● RECORD EXTRACTS:
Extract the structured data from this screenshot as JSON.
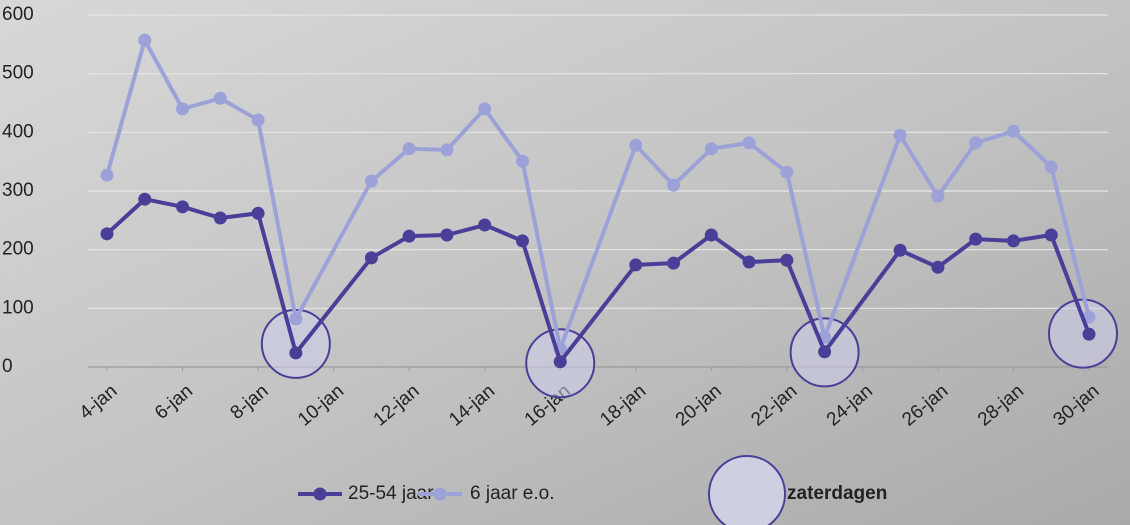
{
  "chart_data": {
    "type": "line",
    "x": [
      4,
      5,
      6,
      7,
      8,
      9,
      11,
      12,
      13,
      14,
      15,
      16,
      18,
      19,
      20,
      21,
      22,
      23,
      25,
      26,
      27,
      28,
      29,
      30
    ],
    "xlim": [
      4,
      30
    ],
    "xticks": [
      {
        "value": 4,
        "label": "4-jan"
      },
      {
        "value": 6,
        "label": "6-jan"
      },
      {
        "value": 8,
        "label": "8-jan"
      },
      {
        "value": 10,
        "label": "10-jan"
      },
      {
        "value": 12,
        "label": "12-jan"
      },
      {
        "value": 14,
        "label": "14-jan"
      },
      {
        "value": 16,
        "label": "16-jan"
      },
      {
        "value": 18,
        "label": "18-jan"
      },
      {
        "value": 20,
        "label": "20-jan"
      },
      {
        "value": 22,
        "label": "22-jan"
      },
      {
        "value": 24,
        "label": "24-jan"
      },
      {
        "value": 26,
        "label": "26-jan"
      },
      {
        "value": 28,
        "label": "28-jan"
      },
      {
        "value": 30,
        "label": "30-jan"
      }
    ],
    "ylim": [
      0,
      600
    ],
    "yticks": [
      0,
      100,
      200,
      300,
      400,
      500,
      600
    ],
    "grid": true,
    "series": [
      {
        "name": "25-54 jaar",
        "color": "#4a3f98",
        "values": [
          227,
          286,
          273,
          254,
          262,
          24,
          186,
          223,
          225,
          242,
          215,
          9,
          174,
          177,
          225,
          179,
          182,
          26,
          199,
          170,
          218,
          215,
          225,
          56
        ]
      },
      {
        "name": "6 jaar e.o.",
        "color": "#9ca2d8",
        "values": [
          327,
          557,
          440,
          458,
          421,
          82,
          317,
          372,
          370,
          440,
          351,
          31,
          378,
          310,
          372,
          382,
          332,
          51,
          395,
          291,
          382,
          402,
          341,
          85
        ]
      }
    ],
    "highlight": {
      "name": "zaterdagen",
      "x": [
        9,
        16,
        23,
        30
      ]
    }
  }
}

● REQUEST: Pictures in the records above are not copied; print everything else exactly.

● FINAL RESULT:
Extract the structured data from this screenshot as JSON.
{
  "chart_data": {
    "type": "line",
    "x": [
      4,
      5,
      6,
      7,
      8,
      9,
      11,
      12,
      13,
      14,
      15,
      16,
      18,
      19,
      20,
      21,
      22,
      23,
      25,
      26,
      27,
      28,
      29,
      30
    ],
    "xlim": [
      4,
      30
    ],
    "xticks": [
      {
        "value": 4,
        "label": "4-jan"
      },
      {
        "value": 6,
        "label": "6-jan"
      },
      {
        "value": 8,
        "label": "8-jan"
      },
      {
        "value": 10,
        "label": "10-jan"
      },
      {
        "value": 12,
        "label": "12-jan"
      },
      {
        "value": 14,
        "label": "14-jan"
      },
      {
        "value": 16,
        "label": "16-jan"
      },
      {
        "value": 18,
        "label": "18-jan"
      },
      {
        "value": 20,
        "label": "20-jan"
      },
      {
        "value": 22,
        "label": "22-jan"
      },
      {
        "value": 24,
        "label": "24-jan"
      },
      {
        "value": 26,
        "label": "26-jan"
      },
      {
        "value": 28,
        "label": "28-jan"
      },
      {
        "value": 30,
        "label": "30-jan"
      }
    ],
    "ylim": [
      0,
      600
    ],
    "yticks": [
      0,
      100,
      200,
      300,
      400,
      500,
      600
    ],
    "grid": true,
    "series": [
      {
        "name": "25-54 jaar",
        "color": "#4a3f98",
        "values": [
          227,
          286,
          273,
          254,
          262,
          24,
          186,
          223,
          225,
          242,
          215,
          9,
          174,
          177,
          225,
          179,
          182,
          26,
          199,
          170,
          218,
          215,
          225,
          56
        ]
      },
      {
        "name": "6 jaar e.o.",
        "color": "#9ca2d8",
        "values": [
          327,
          557,
          440,
          458,
          421,
          82,
          317,
          372,
          370,
          440,
          351,
          31,
          378,
          310,
          372,
          382,
          332,
          51,
          395,
          291,
          382,
          402,
          341,
          85
        ]
      }
    ],
    "highlight": {
      "name": "zaterdagen",
      "x": [
        9,
        16,
        23,
        30
      ]
    }
  }
}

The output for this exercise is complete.